> **Stated exercise**
State the number of lines that include the string "troubleshooters", and write nothing else.

-- Start of Data supplied --

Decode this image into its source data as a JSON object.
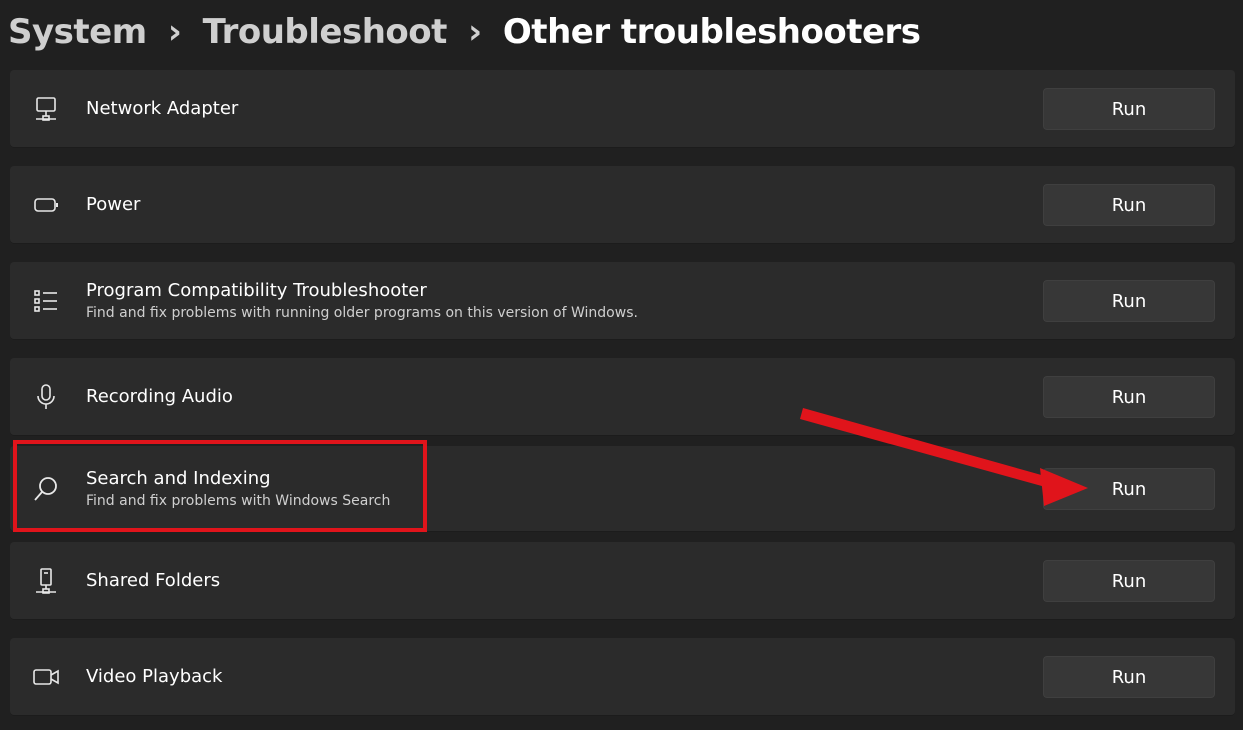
{
  "breadcrumb": {
    "items": [
      "System",
      "Troubleshoot",
      "Other troubleshooters"
    ],
    "separator": "›"
  },
  "troubleshooters": [
    {
      "title": "Network Adapter",
      "description": "",
      "icon": "network-adapter-icon",
      "button": "Run"
    },
    {
      "title": "Power",
      "description": "",
      "icon": "battery-icon",
      "button": "Run"
    },
    {
      "title": "Program Compatibility Troubleshooter",
      "description": "Find and fix problems with running older programs on this version of Windows.",
      "icon": "list-icon",
      "button": "Run"
    },
    {
      "title": "Recording Audio",
      "description": "",
      "icon": "microphone-icon",
      "button": "Run"
    },
    {
      "title": "Search and Indexing",
      "description": "Find and fix problems with Windows Search",
      "icon": "search-icon",
      "button": "Run"
    },
    {
      "title": "Shared Folders",
      "description": "",
      "icon": "shared-folder-icon",
      "button": "Run"
    },
    {
      "title": "Video Playback",
      "description": "",
      "icon": "video-camera-icon",
      "button": "Run"
    }
  ],
  "colors": {
    "background": "#202020",
    "card": "#2b2b2b",
    "button": "#373737",
    "highlight": "#e0141b"
  }
}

-- End of Data supplied --

> **Solution to this exercise**
2